● **Objective**
From the listing below, pull out all lines with "screenshot" in them.

>> BEGIN Data rows

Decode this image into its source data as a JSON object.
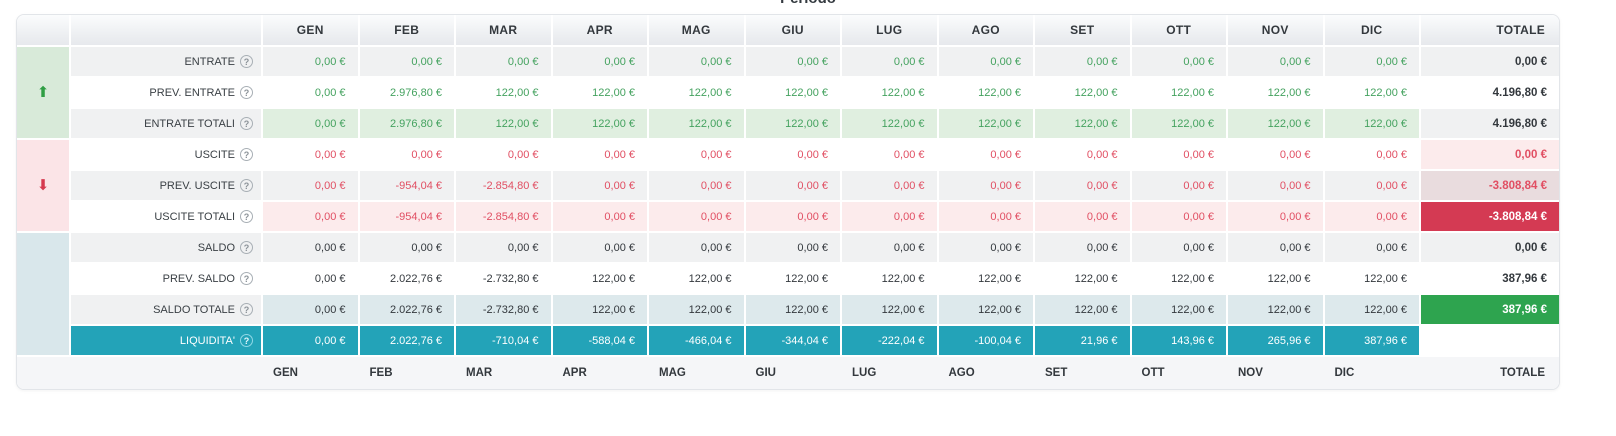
{
  "title": "Periodo",
  "columns": [
    "GEN",
    "FEB",
    "MAR",
    "APR",
    "MAG",
    "GIU",
    "LUG",
    "AGO",
    "SET",
    "OTT",
    "NOV",
    "DIC"
  ],
  "totale_label": "TOTALE",
  "help_glyph": "?",
  "colors": {
    "teal": "#23a3b8",
    "green_text": "#44a25f",
    "red_text": "#e14f63",
    "green_badge": "#2ea44f",
    "red_badge": "#d43a53",
    "entrate_group_bg": "#d8ead9",
    "uscite_group_bg": "#fbe4e7",
    "saldo_group_bg": "#d9e7eb"
  },
  "groups": [
    {
      "id": "entrate",
      "icon": "arrow-up-icon",
      "glyph": "⬆",
      "tone": "green",
      "span": 3
    },
    {
      "id": "uscite",
      "icon": "arrow-down-icon",
      "glyph": "⬇",
      "tone": "red",
      "span": 3
    },
    {
      "id": "saldo",
      "icon": null,
      "glyph": "",
      "tone": "blue",
      "span": 4
    }
  ],
  "rows": [
    {
      "id": "entrate",
      "label": "ENTRATE",
      "tone": "green",
      "bg": "stripe",
      "label_bg": "stripe",
      "values": [
        "0,00 €",
        "0,00 €",
        "0,00 €",
        "0,00 €",
        "0,00 €",
        "0,00 €",
        "0,00 €",
        "0,00 €",
        "0,00 €",
        "0,00 €",
        "0,00 €",
        "0,00 €"
      ],
      "total": "0,00 €",
      "total_bg": "stripe",
      "total_tone": "dark"
    },
    {
      "id": "prev-entrate",
      "label": "PREV. ENTRATE",
      "tone": "green",
      "bg": "white",
      "label_bg": "white",
      "values": [
        "0,00 €",
        "2.976,80 €",
        "122,00 €",
        "122,00 €",
        "122,00 €",
        "122,00 €",
        "122,00 €",
        "122,00 €",
        "122,00 €",
        "122,00 €",
        "122,00 €",
        "122,00 €"
      ],
      "total": "4.196,80 €",
      "total_bg": "white",
      "total_tone": "dark"
    },
    {
      "id": "entrate-totali",
      "label": "ENTRATE TOTALI",
      "tone": "green",
      "bg": "greenl",
      "label_bg": "stripe",
      "values": [
        "0,00 €",
        "2.976,80 €",
        "122,00 €",
        "122,00 €",
        "122,00 €",
        "122,00 €",
        "122,00 €",
        "122,00 €",
        "122,00 €",
        "122,00 €",
        "122,00 €",
        "122,00 €"
      ],
      "total": "4.196,80 €",
      "total_bg": "stripe",
      "total_tone": "dark"
    },
    {
      "id": "uscite",
      "label": "USCITE",
      "tone": "red",
      "bg": "white",
      "label_bg": "white",
      "values": [
        "0,00 €",
        "0,00 €",
        "0,00 €",
        "0,00 €",
        "0,00 €",
        "0,00 €",
        "0,00 €",
        "0,00 €",
        "0,00 €",
        "0,00 €",
        "0,00 €",
        "0,00 €"
      ],
      "total": "0,00 €",
      "total_bg": "pink",
      "total_tone": "red"
    },
    {
      "id": "prev-uscite",
      "label": "PREV. USCITE",
      "tone": "red",
      "bg": "stripe",
      "label_bg": "stripe",
      "values": [
        "0,00 €",
        "-954,04 €",
        "-2.854,80 €",
        "0,00 €",
        "0,00 €",
        "0,00 €",
        "0,00 €",
        "0,00 €",
        "0,00 €",
        "0,00 €",
        "0,00 €",
        "0,00 €"
      ],
      "total": "-3.808,84 €",
      "total_bg": "pinkmuted",
      "total_tone": "red"
    },
    {
      "id": "uscite-totali",
      "label": "USCITE TOTALI",
      "tone": "red",
      "bg": "pink",
      "label_bg": "white",
      "values": [
        "0,00 €",
        "-954,04 €",
        "-2.854,80 €",
        "0,00 €",
        "0,00 €",
        "0,00 €",
        "0,00 €",
        "0,00 €",
        "0,00 €",
        "0,00 €",
        "0,00 €",
        "0,00 €"
      ],
      "total": "-3.808,84 €",
      "total_bg": "red",
      "total_tone": "white"
    },
    {
      "id": "saldo",
      "label": "SALDO",
      "tone": "dark",
      "bg": "stripe",
      "label_bg": "stripe",
      "values": [
        "0,00 €",
        "0,00 €",
        "0,00 €",
        "0,00 €",
        "0,00 €",
        "0,00 €",
        "0,00 €",
        "0,00 €",
        "0,00 €",
        "0,00 €",
        "0,00 €",
        "0,00 €"
      ],
      "total": "0,00 €",
      "total_bg": "stripe",
      "total_tone": "dark"
    },
    {
      "id": "prev-saldo",
      "label": "PREV. SALDO",
      "tone": "dark",
      "bg": "white",
      "label_bg": "white",
      "values": [
        "0,00 €",
        "2.022,76 €",
        "-2.732,80 €",
        "122,00 €",
        "122,00 €",
        "122,00 €",
        "122,00 €",
        "122,00 €",
        "122,00 €",
        "122,00 €",
        "122,00 €",
        "122,00 €"
      ],
      "total": "387,96 €",
      "total_bg": "white",
      "total_tone": "dark"
    },
    {
      "id": "saldo-totale",
      "label": "SALDO TOTALE",
      "tone": "dark",
      "bg": "bluel",
      "label_bg": "stripe",
      "values": [
        "0,00 €",
        "2.022,76 €",
        "-2.732,80 €",
        "122,00 €",
        "122,00 €",
        "122,00 €",
        "122,00 €",
        "122,00 €",
        "122,00 €",
        "122,00 €",
        "122,00 €",
        "122,00 €"
      ],
      "total": "387,96 €",
      "total_bg": "green",
      "total_tone": "white"
    },
    {
      "id": "liquidita",
      "label": "LIQUIDITA'",
      "tone": "white",
      "bg": "teal",
      "label_bg": "teal",
      "values": [
        "0,00 €",
        "2.022,76 €",
        "-710,04 €",
        "-588,04 €",
        "-466,04 €",
        "-344,04 €",
        "-222,04 €",
        "-100,04 €",
        "21,96 €",
        "143,96 €",
        "265,96 €",
        "387,96 €"
      ],
      "total": "",
      "total_bg": "white",
      "total_tone": "dark"
    }
  ]
}
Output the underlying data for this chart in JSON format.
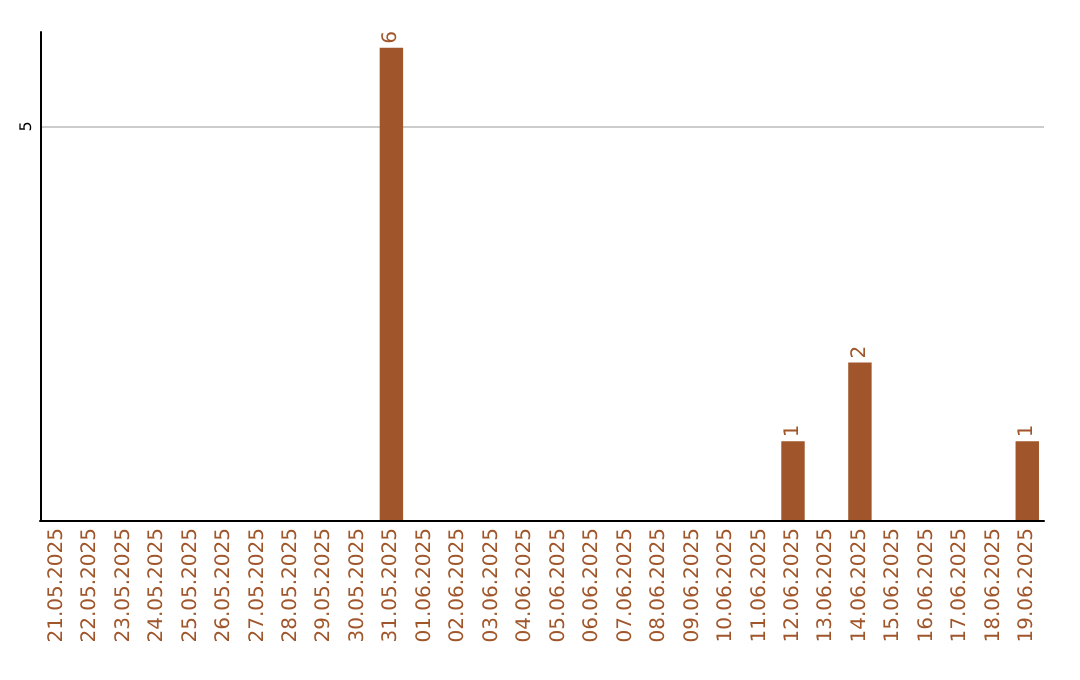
{
  "chart_data": {
    "type": "bar",
    "categories": [
      "21.05.2025",
      "22.05.2025",
      "23.05.2025",
      "24.05.2025",
      "25.05.2025",
      "26.05.2025",
      "27.05.2025",
      "28.05.2025",
      "29.05.2025",
      "30.05.2025",
      "31.05.2025",
      "01.06.2025",
      "02.06.2025",
      "03.06.2025",
      "04.06.2025",
      "05.06.2025",
      "06.06.2025",
      "07.06.2025",
      "08.06.2025",
      "09.06.2025",
      "10.06.2025",
      "11.06.2025",
      "12.06.2025",
      "13.06.2025",
      "14.06.2025",
      "15.06.2025",
      "16.06.2025",
      "17.06.2025",
      "18.06.2025",
      "19.06.2025"
    ],
    "values": [
      0,
      0,
      0,
      0,
      0,
      0,
      0,
      0,
      0,
      0,
      6,
      0,
      0,
      0,
      0,
      0,
      0,
      0,
      0,
      0,
      0,
      0,
      1,
      0,
      2,
      0,
      0,
      0,
      0,
      1
    ],
    "value_labels": [
      null,
      null,
      null,
      null,
      null,
      null,
      null,
      null,
      null,
      null,
      "6",
      null,
      null,
      null,
      null,
      null,
      null,
      null,
      null,
      null,
      null,
      null,
      "1",
      null,
      "2",
      null,
      null,
      null,
      null,
      "1"
    ],
    "color": "#a0562a",
    "ylim": [
      0,
      6.2
    ],
    "yticks": [
      5
    ],
    "grid": "y"
  }
}
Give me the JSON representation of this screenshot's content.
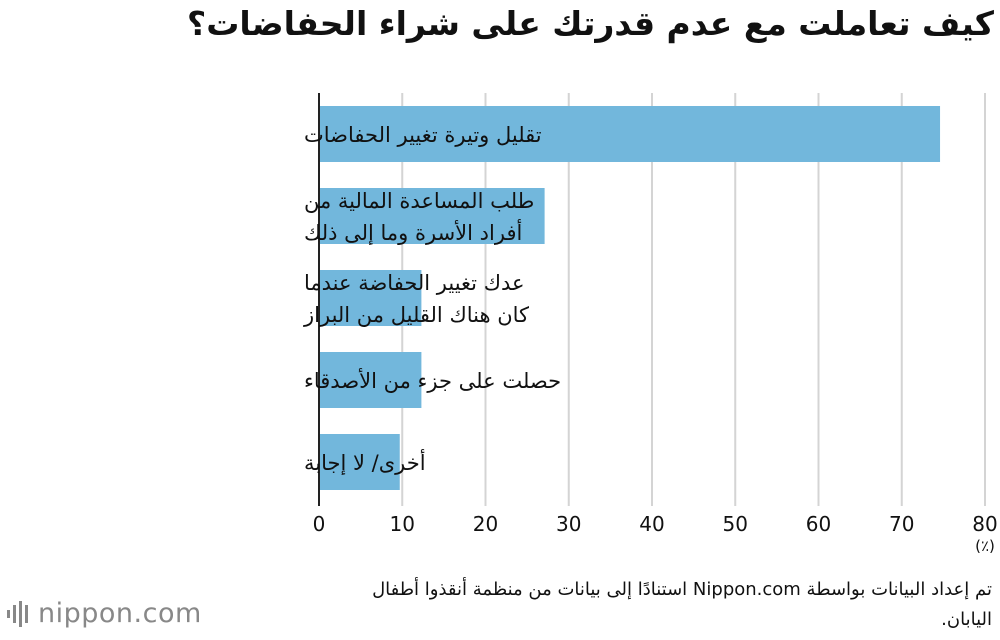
{
  "title": "كيف تعاملت مع عدم قدرتك على شراء الحفاضات؟",
  "chart_data": {
    "type": "bar",
    "orientation": "horizontal",
    "categories": [
      [
        "تقليل وتيرة تغيير الحفاضات"
      ],
      [
        "طلب المساعدة المالية من",
        "أفراد الأسرة وما إلى ذلك"
      ],
      [
        "عدك تغيير الحفاضة عندما",
        "كان هناك القليل من البراز"
      ],
      [
        "حصلت على جزء من الأصدقاء"
      ],
      [
        "أخرى/ لا إجابة"
      ]
    ],
    "values": [
      74.6,
      27.1,
      12.3,
      12.3,
      9.7
    ],
    "xlim": [
      0,
      80
    ],
    "xticks": [
      0,
      10,
      20,
      30,
      40,
      50,
      60,
      70,
      80
    ],
    "unit": "(٪)",
    "grid": true,
    "bar_color": "#72b7dc",
    "grid_color": "#d4d4d4"
  },
  "source": "تم إعداد البيانات بواسطة Nippon.com استنادًا إلى بيانات من منظمة أنقذوا أطفال اليابان.",
  "logo": {
    "text": "nippon.com",
    "color": "#888888"
  }
}
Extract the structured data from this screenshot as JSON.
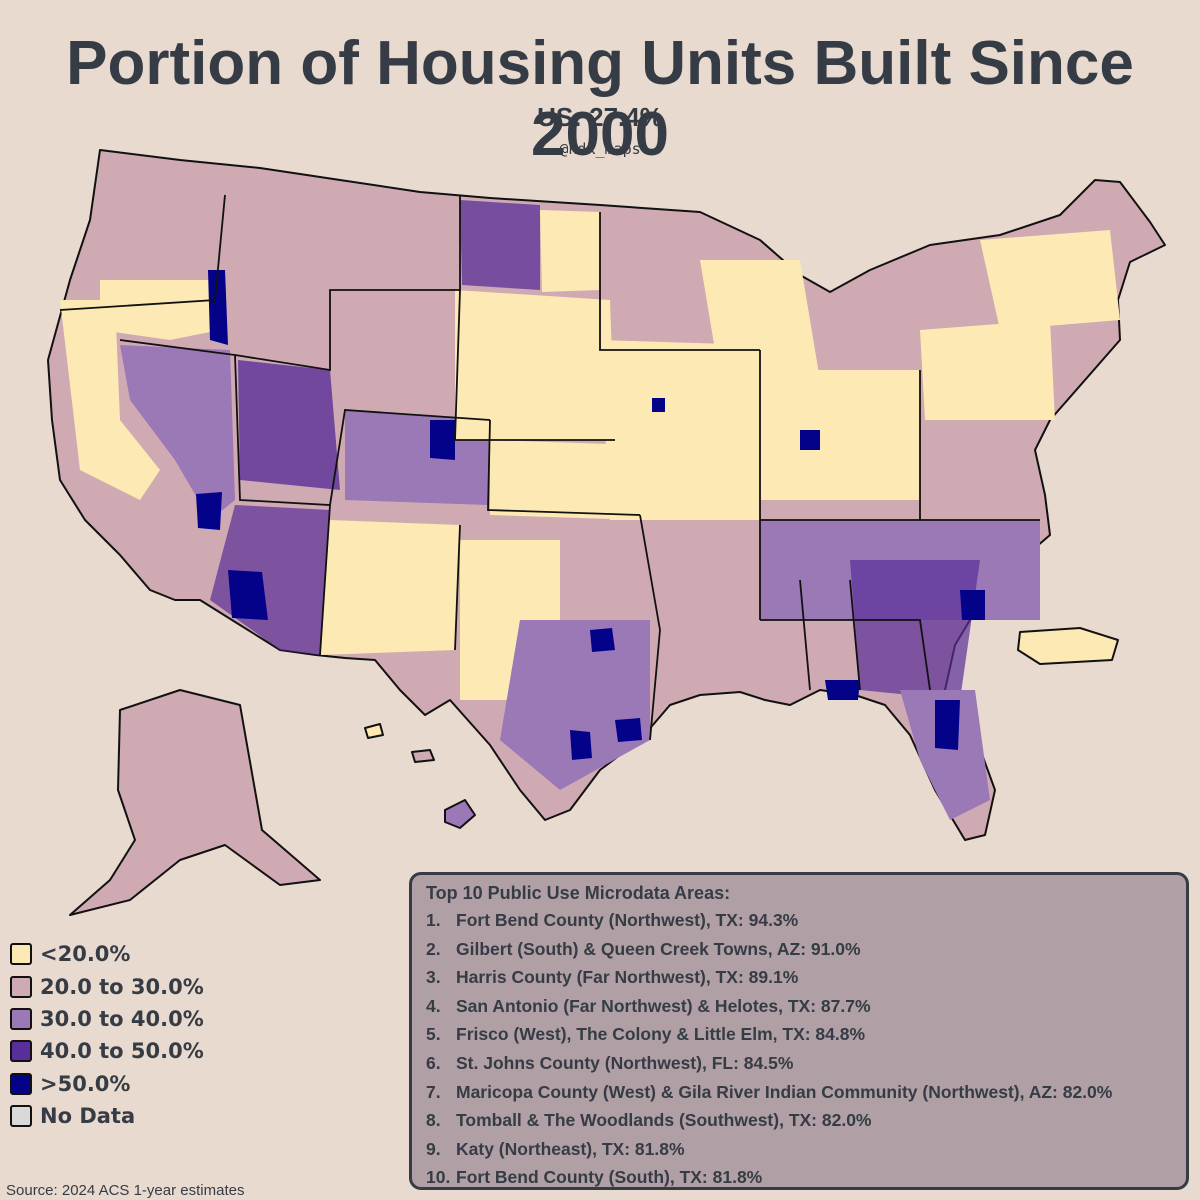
{
  "title": "Portion of Housing Units Built Since 2000",
  "subtitle": "US: 27.4%",
  "credit": "@hdk_maps",
  "colors": {
    "background": "#e8dace",
    "lt20": "#fde9b4",
    "c20_30": "#cfaab3",
    "c30_40": "#9b78b6",
    "c40_50": "#5a2e98",
    "gt50": "#05028a",
    "no_data": "#d9d9d9",
    "border": "#111111",
    "box": "#b09fa5"
  },
  "legend": [
    {
      "label": "<20.0%",
      "color": "#fde9b4"
    },
    {
      "label": "20.0 to 30.0%",
      "color": "#cfaab3"
    },
    {
      "label": "30.0 to 40.0%",
      "color": "#9b78b6"
    },
    {
      "label": "40.0 to 50.0%",
      "color": "#5a2e98"
    },
    {
      "label": ">50.0%",
      "color": "#05028a"
    },
    {
      "label": "No Data",
      "color": "#d9d9d9"
    }
  ],
  "top_areas": {
    "heading": "Top 10 Public Use Microdata Areas:",
    "items": [
      {
        "rank": "1.",
        "text": "Fort Bend County (Northwest), TX: 94.3%"
      },
      {
        "rank": "2.",
        "text": "Gilbert (South) & Queen Creek Towns, AZ: 91.0%"
      },
      {
        "rank": "3.",
        "text": "Harris County (Far Northwest), TX: 89.1%"
      },
      {
        "rank": "4.",
        "text": "San Antonio (Far Northwest) & Helotes, TX: 87.7%"
      },
      {
        "rank": "5.",
        "text": "Frisco (West), The Colony & Little Elm, TX: 84.8%"
      },
      {
        "rank": "6.",
        "text": "St. Johns County (Northwest), FL: 84.5%"
      },
      {
        "rank": "7.",
        "text": "Maricopa County (West) & Gila River Indian Community (Northwest), AZ: 82.0%"
      },
      {
        "rank": "8.",
        "text": "Tomball & The Woodlands (Southwest), TX: 82.0%"
      },
      {
        "rank": "9.",
        "text": "Katy (Northeast), TX: 81.8%"
      },
      {
        "rank": "10.",
        "text": "Fort Bend County (South), TX: 81.8%"
      }
    ]
  },
  "source": "Source: 2024 ACS 1-year estimates"
}
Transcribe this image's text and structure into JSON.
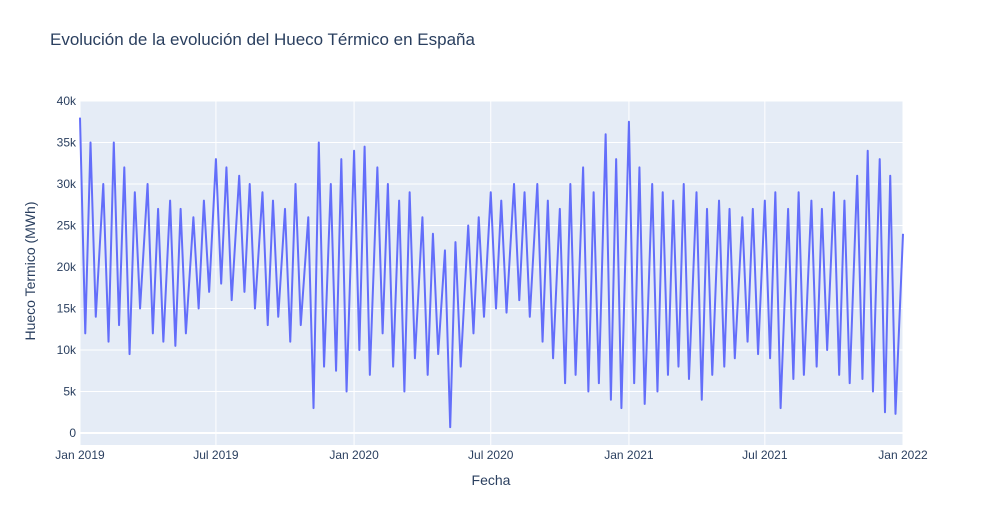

>> END Data rows

● **Expected answer**
Give me the JSON representation of this screenshot's content.
Extract the structured data from this screenshot as JSON.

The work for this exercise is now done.